Stored records
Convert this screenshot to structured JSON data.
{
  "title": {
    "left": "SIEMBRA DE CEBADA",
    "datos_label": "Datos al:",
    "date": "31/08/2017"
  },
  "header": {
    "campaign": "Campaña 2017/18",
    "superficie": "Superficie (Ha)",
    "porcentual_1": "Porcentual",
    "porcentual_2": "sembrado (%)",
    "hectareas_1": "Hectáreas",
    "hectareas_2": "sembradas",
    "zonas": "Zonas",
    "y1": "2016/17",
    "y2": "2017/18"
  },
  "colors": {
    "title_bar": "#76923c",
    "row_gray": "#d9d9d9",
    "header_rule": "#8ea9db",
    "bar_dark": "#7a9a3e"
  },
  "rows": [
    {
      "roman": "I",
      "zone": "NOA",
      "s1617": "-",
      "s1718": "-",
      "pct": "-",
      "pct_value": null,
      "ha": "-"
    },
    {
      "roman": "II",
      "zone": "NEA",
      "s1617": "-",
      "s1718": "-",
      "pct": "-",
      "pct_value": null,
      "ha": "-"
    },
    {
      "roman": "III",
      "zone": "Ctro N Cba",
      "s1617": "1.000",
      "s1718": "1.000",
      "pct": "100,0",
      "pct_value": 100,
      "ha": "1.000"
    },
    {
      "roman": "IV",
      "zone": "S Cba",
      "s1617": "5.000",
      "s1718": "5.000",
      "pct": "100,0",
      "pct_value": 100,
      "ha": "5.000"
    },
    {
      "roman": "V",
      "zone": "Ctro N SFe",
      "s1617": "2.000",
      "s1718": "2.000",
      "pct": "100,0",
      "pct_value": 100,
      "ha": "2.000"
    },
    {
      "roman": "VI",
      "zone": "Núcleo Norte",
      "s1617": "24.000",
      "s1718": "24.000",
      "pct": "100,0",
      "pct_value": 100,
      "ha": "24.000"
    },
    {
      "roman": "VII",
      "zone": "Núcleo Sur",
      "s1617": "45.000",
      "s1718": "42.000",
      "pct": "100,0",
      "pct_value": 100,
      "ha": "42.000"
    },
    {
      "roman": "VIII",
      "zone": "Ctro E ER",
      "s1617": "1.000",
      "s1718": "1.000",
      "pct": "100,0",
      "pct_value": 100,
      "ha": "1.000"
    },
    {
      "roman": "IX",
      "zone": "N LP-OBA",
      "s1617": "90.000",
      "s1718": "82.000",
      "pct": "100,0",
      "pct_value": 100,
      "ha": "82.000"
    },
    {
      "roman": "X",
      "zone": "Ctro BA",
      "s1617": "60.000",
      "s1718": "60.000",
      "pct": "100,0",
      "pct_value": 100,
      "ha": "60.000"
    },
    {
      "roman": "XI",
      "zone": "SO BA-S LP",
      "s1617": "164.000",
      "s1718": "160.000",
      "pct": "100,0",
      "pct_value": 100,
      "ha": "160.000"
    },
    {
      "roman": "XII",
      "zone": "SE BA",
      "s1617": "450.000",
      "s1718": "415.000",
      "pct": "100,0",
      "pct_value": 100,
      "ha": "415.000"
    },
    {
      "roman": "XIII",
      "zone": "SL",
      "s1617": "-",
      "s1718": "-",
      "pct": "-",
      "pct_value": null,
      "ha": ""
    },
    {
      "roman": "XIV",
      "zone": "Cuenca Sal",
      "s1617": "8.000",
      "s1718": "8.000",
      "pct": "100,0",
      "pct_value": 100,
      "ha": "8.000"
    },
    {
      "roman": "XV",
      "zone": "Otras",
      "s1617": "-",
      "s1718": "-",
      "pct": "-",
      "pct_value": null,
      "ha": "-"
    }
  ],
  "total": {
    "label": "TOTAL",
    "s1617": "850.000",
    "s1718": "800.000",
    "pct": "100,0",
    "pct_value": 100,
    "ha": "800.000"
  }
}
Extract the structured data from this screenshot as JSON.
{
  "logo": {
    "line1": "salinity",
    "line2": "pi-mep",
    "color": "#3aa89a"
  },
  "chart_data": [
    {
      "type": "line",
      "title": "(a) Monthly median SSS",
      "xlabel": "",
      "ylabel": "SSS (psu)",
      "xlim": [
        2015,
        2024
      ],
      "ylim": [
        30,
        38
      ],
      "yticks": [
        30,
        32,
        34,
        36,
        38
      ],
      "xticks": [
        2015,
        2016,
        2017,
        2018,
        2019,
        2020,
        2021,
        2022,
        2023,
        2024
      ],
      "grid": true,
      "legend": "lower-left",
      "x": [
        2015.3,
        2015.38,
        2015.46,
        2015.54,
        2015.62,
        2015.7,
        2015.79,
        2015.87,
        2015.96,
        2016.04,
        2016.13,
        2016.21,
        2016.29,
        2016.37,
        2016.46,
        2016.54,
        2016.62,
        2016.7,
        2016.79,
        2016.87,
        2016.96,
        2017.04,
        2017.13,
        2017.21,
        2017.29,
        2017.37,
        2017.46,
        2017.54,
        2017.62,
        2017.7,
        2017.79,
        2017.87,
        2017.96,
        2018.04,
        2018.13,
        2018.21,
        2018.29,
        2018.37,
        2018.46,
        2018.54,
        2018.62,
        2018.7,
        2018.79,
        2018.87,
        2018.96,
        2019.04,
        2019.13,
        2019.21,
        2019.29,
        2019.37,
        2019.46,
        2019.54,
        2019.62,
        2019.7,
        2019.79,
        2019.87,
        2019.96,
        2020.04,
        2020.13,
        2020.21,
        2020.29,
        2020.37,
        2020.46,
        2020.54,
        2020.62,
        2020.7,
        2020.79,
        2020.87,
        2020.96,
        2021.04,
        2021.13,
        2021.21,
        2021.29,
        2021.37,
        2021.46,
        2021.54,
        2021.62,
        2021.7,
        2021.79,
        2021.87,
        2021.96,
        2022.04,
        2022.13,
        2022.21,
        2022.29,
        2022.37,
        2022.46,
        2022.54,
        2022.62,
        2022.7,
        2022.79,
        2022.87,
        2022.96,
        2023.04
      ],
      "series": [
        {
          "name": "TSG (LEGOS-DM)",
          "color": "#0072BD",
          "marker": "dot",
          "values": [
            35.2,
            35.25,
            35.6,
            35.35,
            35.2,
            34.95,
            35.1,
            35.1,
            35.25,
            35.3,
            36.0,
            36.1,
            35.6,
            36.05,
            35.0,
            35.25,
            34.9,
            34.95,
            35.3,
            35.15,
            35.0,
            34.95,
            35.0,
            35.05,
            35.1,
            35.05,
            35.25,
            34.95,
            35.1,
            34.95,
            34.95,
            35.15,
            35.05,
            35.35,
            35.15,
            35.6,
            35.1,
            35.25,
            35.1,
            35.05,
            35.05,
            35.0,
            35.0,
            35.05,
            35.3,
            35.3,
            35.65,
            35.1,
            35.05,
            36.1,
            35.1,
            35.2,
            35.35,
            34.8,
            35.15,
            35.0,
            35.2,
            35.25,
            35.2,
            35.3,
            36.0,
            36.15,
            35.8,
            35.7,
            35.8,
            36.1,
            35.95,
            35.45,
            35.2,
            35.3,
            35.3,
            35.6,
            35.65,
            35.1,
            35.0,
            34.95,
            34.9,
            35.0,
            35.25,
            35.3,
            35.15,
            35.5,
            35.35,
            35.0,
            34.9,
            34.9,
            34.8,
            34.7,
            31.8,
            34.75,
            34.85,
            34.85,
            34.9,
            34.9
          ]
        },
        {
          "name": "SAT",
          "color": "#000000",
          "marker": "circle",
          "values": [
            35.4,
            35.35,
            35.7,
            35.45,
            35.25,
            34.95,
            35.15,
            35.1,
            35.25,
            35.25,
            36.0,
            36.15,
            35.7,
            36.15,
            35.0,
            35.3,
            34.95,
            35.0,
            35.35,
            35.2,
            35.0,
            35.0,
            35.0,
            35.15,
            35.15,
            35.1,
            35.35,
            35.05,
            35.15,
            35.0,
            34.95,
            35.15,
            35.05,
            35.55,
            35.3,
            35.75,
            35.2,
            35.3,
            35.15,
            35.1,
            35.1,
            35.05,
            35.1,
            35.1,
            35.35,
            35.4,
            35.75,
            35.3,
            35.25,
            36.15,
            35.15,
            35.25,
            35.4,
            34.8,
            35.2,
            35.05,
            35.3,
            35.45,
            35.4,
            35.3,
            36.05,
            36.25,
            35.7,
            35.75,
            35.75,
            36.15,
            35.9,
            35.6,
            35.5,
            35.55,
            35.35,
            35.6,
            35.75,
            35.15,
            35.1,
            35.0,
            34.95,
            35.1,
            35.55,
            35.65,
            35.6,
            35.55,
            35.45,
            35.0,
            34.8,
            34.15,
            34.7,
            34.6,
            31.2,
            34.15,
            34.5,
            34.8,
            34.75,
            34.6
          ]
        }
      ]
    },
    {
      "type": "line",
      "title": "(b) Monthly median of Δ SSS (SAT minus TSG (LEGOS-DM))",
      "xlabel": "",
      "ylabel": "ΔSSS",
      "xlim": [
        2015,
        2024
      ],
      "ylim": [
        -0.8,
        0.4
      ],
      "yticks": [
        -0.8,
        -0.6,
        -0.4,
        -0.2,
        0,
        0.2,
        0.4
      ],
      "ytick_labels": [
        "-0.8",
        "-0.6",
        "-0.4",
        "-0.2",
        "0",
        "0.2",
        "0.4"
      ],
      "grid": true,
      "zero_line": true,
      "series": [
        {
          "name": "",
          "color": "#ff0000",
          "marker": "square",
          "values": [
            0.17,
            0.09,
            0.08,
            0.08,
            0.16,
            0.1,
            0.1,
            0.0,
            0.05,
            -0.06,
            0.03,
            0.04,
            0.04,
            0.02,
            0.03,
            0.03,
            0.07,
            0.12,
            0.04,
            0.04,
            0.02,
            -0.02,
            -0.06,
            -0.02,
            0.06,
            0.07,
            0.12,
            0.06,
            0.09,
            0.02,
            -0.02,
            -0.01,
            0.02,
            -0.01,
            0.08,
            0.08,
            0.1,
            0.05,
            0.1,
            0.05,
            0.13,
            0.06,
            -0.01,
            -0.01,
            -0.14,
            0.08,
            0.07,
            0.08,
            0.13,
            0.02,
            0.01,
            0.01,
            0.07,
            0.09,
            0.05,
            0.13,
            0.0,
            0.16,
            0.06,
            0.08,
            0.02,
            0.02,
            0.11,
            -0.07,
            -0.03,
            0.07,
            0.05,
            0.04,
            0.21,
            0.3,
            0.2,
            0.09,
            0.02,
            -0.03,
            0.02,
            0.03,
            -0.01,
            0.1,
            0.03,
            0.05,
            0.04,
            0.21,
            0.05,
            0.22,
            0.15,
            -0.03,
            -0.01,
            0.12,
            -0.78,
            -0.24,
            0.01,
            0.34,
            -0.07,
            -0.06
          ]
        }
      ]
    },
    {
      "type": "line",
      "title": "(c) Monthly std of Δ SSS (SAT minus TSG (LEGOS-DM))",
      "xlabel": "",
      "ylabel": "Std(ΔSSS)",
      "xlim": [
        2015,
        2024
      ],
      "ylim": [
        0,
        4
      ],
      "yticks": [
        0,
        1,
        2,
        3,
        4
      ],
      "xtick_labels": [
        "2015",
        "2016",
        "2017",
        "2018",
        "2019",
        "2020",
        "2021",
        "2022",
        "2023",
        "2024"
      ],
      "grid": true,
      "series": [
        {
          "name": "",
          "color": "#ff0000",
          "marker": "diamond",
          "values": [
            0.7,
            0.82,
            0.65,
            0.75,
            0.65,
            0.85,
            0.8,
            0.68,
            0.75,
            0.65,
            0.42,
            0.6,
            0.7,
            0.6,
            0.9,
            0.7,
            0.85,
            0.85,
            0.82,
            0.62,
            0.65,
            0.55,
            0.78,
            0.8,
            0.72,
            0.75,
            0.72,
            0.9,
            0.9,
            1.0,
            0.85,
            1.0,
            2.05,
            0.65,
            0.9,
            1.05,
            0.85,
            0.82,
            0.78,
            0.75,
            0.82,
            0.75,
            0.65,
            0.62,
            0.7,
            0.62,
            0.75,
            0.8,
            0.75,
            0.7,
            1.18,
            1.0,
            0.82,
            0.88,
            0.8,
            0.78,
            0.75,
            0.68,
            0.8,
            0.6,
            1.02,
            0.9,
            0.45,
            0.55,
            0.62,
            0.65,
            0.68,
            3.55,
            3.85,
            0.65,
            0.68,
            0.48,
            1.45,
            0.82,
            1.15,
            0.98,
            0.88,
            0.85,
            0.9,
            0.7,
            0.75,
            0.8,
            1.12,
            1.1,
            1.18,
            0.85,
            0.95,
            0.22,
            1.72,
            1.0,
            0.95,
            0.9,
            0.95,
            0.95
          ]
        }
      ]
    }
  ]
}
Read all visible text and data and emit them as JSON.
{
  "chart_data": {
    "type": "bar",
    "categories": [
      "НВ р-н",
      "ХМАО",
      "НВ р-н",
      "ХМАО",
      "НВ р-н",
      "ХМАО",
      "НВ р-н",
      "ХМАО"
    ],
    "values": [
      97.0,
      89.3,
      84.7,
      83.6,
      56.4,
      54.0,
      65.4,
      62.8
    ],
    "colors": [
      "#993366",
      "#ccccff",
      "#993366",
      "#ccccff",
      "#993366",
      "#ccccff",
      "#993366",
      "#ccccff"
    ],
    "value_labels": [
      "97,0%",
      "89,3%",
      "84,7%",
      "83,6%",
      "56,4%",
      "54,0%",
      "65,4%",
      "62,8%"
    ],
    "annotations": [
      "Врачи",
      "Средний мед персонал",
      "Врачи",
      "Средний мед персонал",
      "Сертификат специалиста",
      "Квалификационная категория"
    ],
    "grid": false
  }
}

_WHAT TO PRODUCE:_ Take the line with "Read all visible" and all lines after it to the last line, and reproduce them exactly.

_OUTPUT FOR THIS TASK:_
Read all visible text and data and emit them as JSON.
{
  "chart_data": {
    "type": "bar",
    "categories": [
      "НВ р-н",
      "ХМАО",
      "НВ р-н",
      "ХМАО",
      "НВ р-н",
      "ХМАО",
      "НВ р-н",
      "ХМАО"
    ],
    "values": [
      97.0,
      89.3,
      84.7,
      83.6,
      56.4,
      54.0,
      65.4,
      62.8
    ],
    "colors": [
      "#993366",
      "#ccccff",
      "#993366",
      "#ccccff",
      "#993366",
      "#ccccff",
      "#993366",
      "#ccccff"
    ],
    "value_labels": [
      "97,0%",
      "89,3%",
      "84,7%",
      "83,6%",
      "56,4%",
      "54,0%",
      "65,4%",
      "62,8%"
    ],
    "annotations": [
      "Врачи",
      "Средний мед персонал",
      "Врачи",
      "Средний мед персонал",
      "Сертификат специалиста",
      "Квалификационная категория"
    ],
    "grid": false
  }
}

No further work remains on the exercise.